--- What the task requires ---
Restate the entries below word for word, omitting nothing.

--- Data records ---
◆ ◆ ◆ ◆
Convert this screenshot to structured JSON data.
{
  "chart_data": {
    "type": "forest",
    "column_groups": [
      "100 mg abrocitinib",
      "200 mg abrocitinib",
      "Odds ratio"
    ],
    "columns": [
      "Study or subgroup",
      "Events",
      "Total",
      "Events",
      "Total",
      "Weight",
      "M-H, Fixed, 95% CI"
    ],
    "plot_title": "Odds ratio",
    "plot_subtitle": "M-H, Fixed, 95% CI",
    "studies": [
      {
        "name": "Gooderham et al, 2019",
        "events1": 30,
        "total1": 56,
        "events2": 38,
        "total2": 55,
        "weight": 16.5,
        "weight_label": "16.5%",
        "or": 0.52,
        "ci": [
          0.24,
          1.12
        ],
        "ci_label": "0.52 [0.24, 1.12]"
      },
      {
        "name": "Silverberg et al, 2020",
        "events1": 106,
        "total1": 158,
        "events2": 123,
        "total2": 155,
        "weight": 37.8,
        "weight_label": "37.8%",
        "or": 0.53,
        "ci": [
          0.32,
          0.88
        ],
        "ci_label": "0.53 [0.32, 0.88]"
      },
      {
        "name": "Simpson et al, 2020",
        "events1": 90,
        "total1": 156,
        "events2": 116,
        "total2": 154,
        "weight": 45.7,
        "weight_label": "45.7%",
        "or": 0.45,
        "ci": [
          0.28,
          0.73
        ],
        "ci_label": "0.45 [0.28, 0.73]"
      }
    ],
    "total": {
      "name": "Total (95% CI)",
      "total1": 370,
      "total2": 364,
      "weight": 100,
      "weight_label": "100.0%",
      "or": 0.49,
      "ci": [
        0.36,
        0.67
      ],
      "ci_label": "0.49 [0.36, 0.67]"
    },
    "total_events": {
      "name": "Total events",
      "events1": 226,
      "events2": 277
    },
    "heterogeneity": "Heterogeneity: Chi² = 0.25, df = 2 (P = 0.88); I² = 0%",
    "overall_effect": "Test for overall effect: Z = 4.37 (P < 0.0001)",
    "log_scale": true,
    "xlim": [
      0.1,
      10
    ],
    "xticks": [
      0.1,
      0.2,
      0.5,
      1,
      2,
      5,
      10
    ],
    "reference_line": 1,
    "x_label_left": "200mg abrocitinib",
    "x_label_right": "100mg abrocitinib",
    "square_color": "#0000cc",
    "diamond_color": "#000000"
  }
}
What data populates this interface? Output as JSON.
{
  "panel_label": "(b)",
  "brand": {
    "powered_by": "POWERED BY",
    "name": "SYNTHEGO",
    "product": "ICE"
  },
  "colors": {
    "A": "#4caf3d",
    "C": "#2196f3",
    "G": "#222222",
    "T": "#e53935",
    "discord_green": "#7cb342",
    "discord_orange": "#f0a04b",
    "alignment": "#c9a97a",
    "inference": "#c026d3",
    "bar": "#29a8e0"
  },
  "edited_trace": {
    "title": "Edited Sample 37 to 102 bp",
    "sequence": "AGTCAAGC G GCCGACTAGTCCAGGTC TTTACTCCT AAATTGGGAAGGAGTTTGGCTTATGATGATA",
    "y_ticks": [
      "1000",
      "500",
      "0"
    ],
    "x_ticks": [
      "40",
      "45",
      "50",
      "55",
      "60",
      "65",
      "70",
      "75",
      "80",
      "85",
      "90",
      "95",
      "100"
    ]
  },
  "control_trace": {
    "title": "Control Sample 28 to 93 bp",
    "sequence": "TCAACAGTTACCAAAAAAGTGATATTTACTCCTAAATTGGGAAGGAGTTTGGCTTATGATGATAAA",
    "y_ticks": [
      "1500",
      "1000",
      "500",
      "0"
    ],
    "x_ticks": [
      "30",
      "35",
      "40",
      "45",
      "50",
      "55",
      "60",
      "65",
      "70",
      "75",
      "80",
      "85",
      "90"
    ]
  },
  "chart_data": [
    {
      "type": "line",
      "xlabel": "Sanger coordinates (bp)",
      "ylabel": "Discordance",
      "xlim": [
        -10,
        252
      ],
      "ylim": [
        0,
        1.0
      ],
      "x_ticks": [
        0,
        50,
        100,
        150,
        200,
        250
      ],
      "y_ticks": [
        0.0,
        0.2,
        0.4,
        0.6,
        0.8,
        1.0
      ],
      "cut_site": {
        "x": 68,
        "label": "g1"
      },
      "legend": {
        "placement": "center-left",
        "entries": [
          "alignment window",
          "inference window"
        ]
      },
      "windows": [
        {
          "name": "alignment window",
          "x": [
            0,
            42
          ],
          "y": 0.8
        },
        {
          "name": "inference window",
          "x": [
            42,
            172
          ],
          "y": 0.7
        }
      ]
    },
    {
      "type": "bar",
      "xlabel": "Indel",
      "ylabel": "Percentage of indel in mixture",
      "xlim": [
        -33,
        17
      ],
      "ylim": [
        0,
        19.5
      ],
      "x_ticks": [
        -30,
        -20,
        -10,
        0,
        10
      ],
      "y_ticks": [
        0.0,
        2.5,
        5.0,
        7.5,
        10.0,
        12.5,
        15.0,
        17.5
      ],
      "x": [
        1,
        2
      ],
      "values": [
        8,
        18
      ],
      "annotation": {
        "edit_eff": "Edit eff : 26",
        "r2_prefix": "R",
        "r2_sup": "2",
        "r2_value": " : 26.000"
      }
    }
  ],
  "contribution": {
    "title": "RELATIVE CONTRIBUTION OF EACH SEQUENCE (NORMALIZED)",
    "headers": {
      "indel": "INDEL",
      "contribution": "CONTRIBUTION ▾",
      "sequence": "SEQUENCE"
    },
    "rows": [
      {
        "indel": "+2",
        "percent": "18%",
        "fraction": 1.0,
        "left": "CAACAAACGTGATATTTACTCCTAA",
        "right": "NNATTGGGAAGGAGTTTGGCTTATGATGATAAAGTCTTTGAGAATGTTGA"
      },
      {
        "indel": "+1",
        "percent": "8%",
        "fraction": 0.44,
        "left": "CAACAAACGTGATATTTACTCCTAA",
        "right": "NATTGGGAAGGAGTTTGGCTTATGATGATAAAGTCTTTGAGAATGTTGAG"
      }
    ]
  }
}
◆ ◆ ◆ ◆
--- Answer in full ---
Convert this screenshot to structured JSON data.
{
  "chart_data": {
    "type": "forest",
    "column_groups": [
      "100 mg abrocitinib",
      "200 mg abrocitinib",
      "Odds ratio"
    ],
    "columns": [
      "Study or subgroup",
      "Events",
      "Total",
      "Events",
      "Total",
      "Weight",
      "M-H, Fixed, 95% CI"
    ],
    "plot_title": "Odds ratio",
    "plot_subtitle": "M-H, Fixed, 95% CI",
    "studies": [
      {
        "name": "Gooderham et al, 2019",
        "events1": 30,
        "total1": 56,
        "events2": 38,
        "total2": 55,
        "weight": 16.5,
        "weight_label": "16.5%",
        "or": 0.52,
        "ci": [
          0.24,
          1.12
        ],
        "ci_label": "0.52 [0.24, 1.12]"
      },
      {
        "name": "Silverberg et al, 2020",
        "events1": 106,
        "total1": 158,
        "events2": 123,
        "total2": 155,
        "weight": 37.8,
        "weight_label": "37.8%",
        "or": 0.53,
        "ci": [
          0.32,
          0.88
        ],
        "ci_label": "0.53 [0.32, 0.88]"
      },
      {
        "name": "Simpson et al, 2020",
        "events1": 90,
        "total1": 156,
        "events2": 116,
        "total2": 154,
        "weight": 45.7,
        "weight_label": "45.7%",
        "or": 0.45,
        "ci": [
          0.28,
          0.73
        ],
        "ci_label": "0.45 [0.28, 0.73]"
      }
    ],
    "total": {
      "name": "Total (95% CI)",
      "total1": 370,
      "total2": 364,
      "weight": 100,
      "weight_label": "100.0%",
      "or": 0.49,
      "ci": [
        0.36,
        0.67
      ],
      "ci_label": "0.49 [0.36, 0.67]"
    },
    "total_events": {
      "name": "Total events",
      "events1": 226,
      "events2": 277
    },
    "heterogeneity": "Heterogeneity: Chi² = 0.25, df = 2 (P = 0.88); I² = 0%",
    "overall_effect": "Test for overall effect: Z = 4.37 (P < 0.0001)",
    "log_scale": true,
    "xlim": [
      0.1,
      10
    ],
    "xticks": [
      0.1,
      0.2,
      0.5,
      1,
      2,
      5,
      10
    ],
    "reference_line": 1,
    "x_label_left": "200mg abrocitinib",
    "x_label_right": "100mg abrocitinib",
    "square_color": "#0000cc",
    "diamond_color": "#000000"
  }
}
What data populates this interface? Output as JSON.
{
  "panel_label": "(b)",
  "brand": {
    "powered_by": "POWERED BY",
    "name": "SYNTHEGO",
    "product": "ICE"
  },
  "colors": {
    "A": "#4caf3d",
    "C": "#2196f3",
    "G": "#222222",
    "T": "#e53935",
    "discord_green": "#7cb342",
    "discord_orange": "#f0a04b",
    "alignment": "#c9a97a",
    "inference": "#c026d3",
    "bar": "#29a8e0"
  },
  "edited_trace": {
    "title": "Edited Sample 37 to 102 bp",
    "sequence": "AGTCAAGC G GCCGACTAGTCCAGGTC TTTACTCCT AAATTGGGAAGGAGTTTGGCTTATGATGATA",
    "y_ticks": [
      "1000",
      "500",
      "0"
    ],
    "x_ticks": [
      "40",
      "45",
      "50",
      "55",
      "60",
      "65",
      "70",
      "75",
      "80",
      "85",
      "90",
      "95",
      "100"
    ]
  },
  "control_trace": {
    "title": "Control Sample 28 to 93 bp",
    "sequence": "TCAACAGTTACCAAAAAAGTGATATTTACTCCTAAATTGGGAAGGAGTTTGGCTTATGATGATAAA",
    "y_ticks": [
      "1500",
      "1000",
      "500",
      "0"
    ],
    "x_ticks": [
      "30",
      "35",
      "40",
      "45",
      "50",
      "55",
      "60",
      "65",
      "70",
      "75",
      "80",
      "85",
      "90"
    ]
  },
  "chart_data": [
    {
      "type": "line",
      "xlabel": "Sanger coordinates (bp)",
      "ylabel": "Discordance",
      "xlim": [
        -10,
        252
      ],
      "ylim": [
        0,
        1.0
      ],
      "x_ticks": [
        0,
        50,
        100,
        150,
        200,
        250
      ],
      "y_ticks": [
        0.0,
        0.2,
        0.4,
        0.6,
        0.8,
        1.0
      ],
      "cut_site": {
        "x": 68,
        "label": "g1"
      },
      "legend": {
        "placement": "center-left",
        "entries": [
          "alignment window",
          "inference window"
        ]
      },
      "windows": [
        {
          "name": "alignment window",
          "x": [
            0,
            42
          ],
          "y": 0.8
        },
        {
          "name": "inference window",
          "x": [
            42,
            172
          ],
          "y": 0.7
        }
      ]
    },
    {
      "type": "bar",
      "xlabel": "Indel",
      "ylabel": "Percentage of indel in mixture",
      "xlim": [
        -33,
        17
      ],
      "ylim": [
        0,
        19.5
      ],
      "x_ticks": [
        -30,
        -20,
        -10,
        0,
        10
      ],
      "y_ticks": [
        0.0,
        2.5,
        5.0,
        7.5,
        10.0,
        12.5,
        15.0,
        17.5
      ],
      "x": [
        1,
        2
      ],
      "values": [
        8,
        18
      ],
      "annotation": {
        "edit_eff": "Edit eff : 26",
        "r2_prefix": "R",
        "r2_sup": "2",
        "r2_value": " : 26.000"
      }
    }
  ],
  "contribution": {
    "title": "RELATIVE CONTRIBUTION OF EACH SEQUENCE (NORMALIZED)",
    "headers": {
      "indel": "INDEL",
      "contribution": "CONTRIBUTION ▾",
      "sequence": "SEQUENCE"
    },
    "rows": [
      {
        "indel": "+2",
        "percent": "18%",
        "fraction": 1.0,
        "left": "CAACAAACGTGATATTTACTCCTAA",
        "right": "NNATTGGGAAGGAGTTTGGCTTATGATGATAAAGTCTTTGAGAATGTTGA"
      },
      {
        "indel": "+1",
        "percent": "8%",
        "fraction": 0.44,
        "left": "CAACAAACGTGATATTTACTCCTAA",
        "right": "NATTGGGAAGGAGTTTGGCTTATGATGATAAAGTCTTTGAGAATGTTGAG"
      }
    ]
  }
}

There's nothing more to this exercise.